*** Extracted data

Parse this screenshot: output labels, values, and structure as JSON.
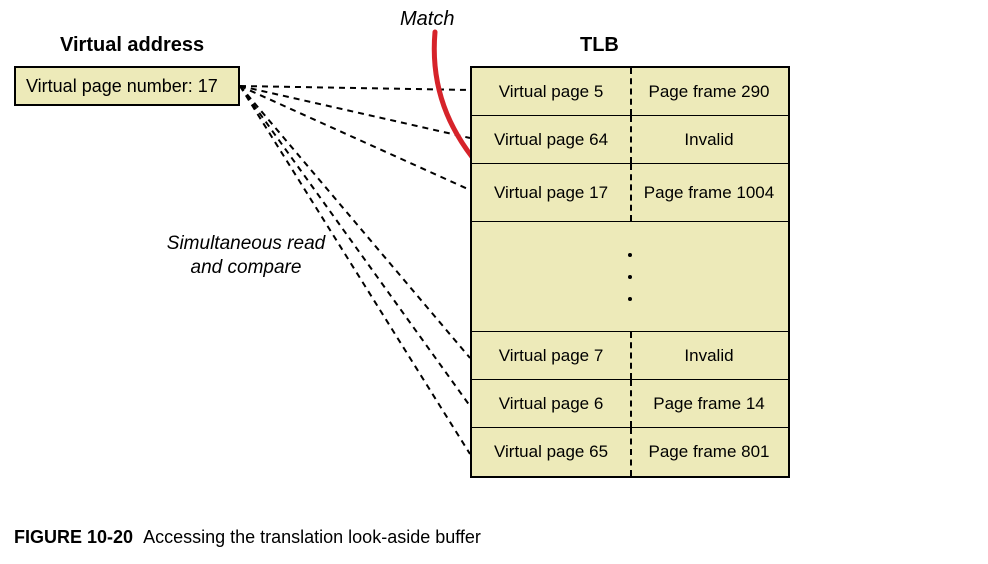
{
  "virtual_address": {
    "heading": "Virtual address",
    "box_text": "Virtual page number: 17"
  },
  "tlb": {
    "heading": "TLB",
    "rows": [
      {
        "left": "Virtual page 5",
        "right": "Page frame 290"
      },
      {
        "left": "Virtual page 64",
        "right": "Invalid"
      },
      {
        "left": "Virtual page 17",
        "right": "Page frame 1004"
      },
      {
        "left": "Virtual page 7",
        "right": "Invalid"
      },
      {
        "left": "Virtual page 6",
        "right": "Page frame 14"
      },
      {
        "left": "Virtual page 65",
        "right": "Page frame 801"
      }
    ]
  },
  "labels": {
    "match": "Match",
    "simultaneous_line1": "Simultaneous read",
    "simultaneous_line2": "and compare"
  },
  "caption": {
    "figure_number": "FIGURE 10-20",
    "text": "Accessing the translation look-aside buffer"
  },
  "highlight": {
    "color": "#d6232a",
    "target_row_index": 2
  }
}
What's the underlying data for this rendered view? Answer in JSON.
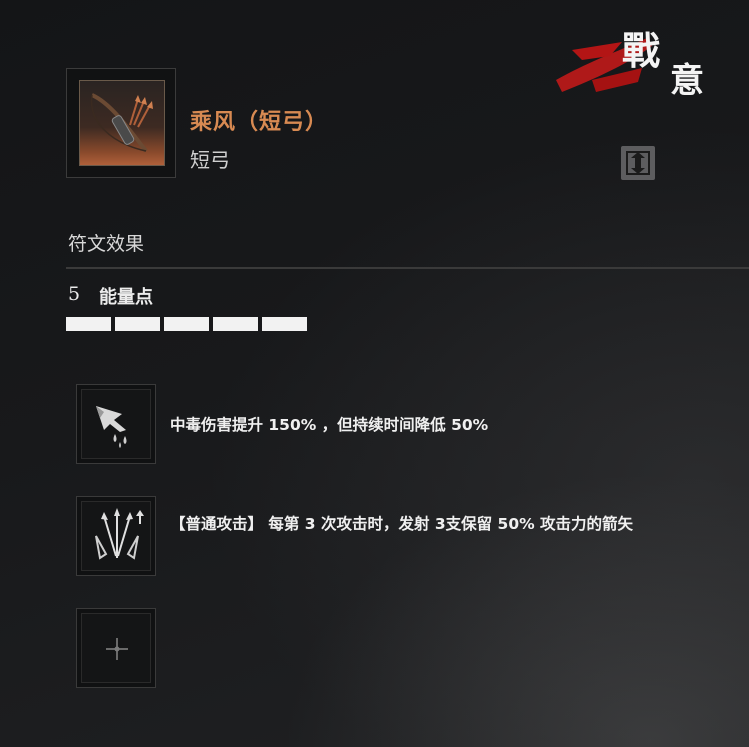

******

Set each line of the records down exactly, leaving every picture out.

▸ Exercise response:
Parse this screenshot: output labels, values, and structure as JSON.
{
  "virtual_address": {
    "heading": "Virtual address",
    "box_text": "Virtual page number: 17"
  },
  "tlb": {
    "heading": "TLB",
    "rows": [
      {
        "left": "Virtual page 5",
        "right": "Page frame 290"
      },
      {
        "left": "Virtual page 64",
        "right": "Invalid"
      },
      {
        "left": "Virtual page 17",
        "right": "Page frame 1004"
      },
      {
        "left": "Virtual page 7",
        "right": "Invalid"
      },
      {
        "left": "Virtual page 6",
        "right": "Page frame 14"
      },
      {
        "left": "Virtual page 65",
        "right": "Page frame 801"
      }
    ]
  },
  "labels": {
    "match": "Match",
    "simultaneous_line1": "Simultaneous read",
    "simultaneous_line2": "and compare"
  },
  "caption": {
    "figure_number": "FIGURE 10-20",
    "text": "Accessing the translation look-aside buffer"
  },
  "highlight": {
    "color": "#d6232a",
    "target_row_index": 2
  }
}
What's the underlying data for this rendered view? Answer in JSON.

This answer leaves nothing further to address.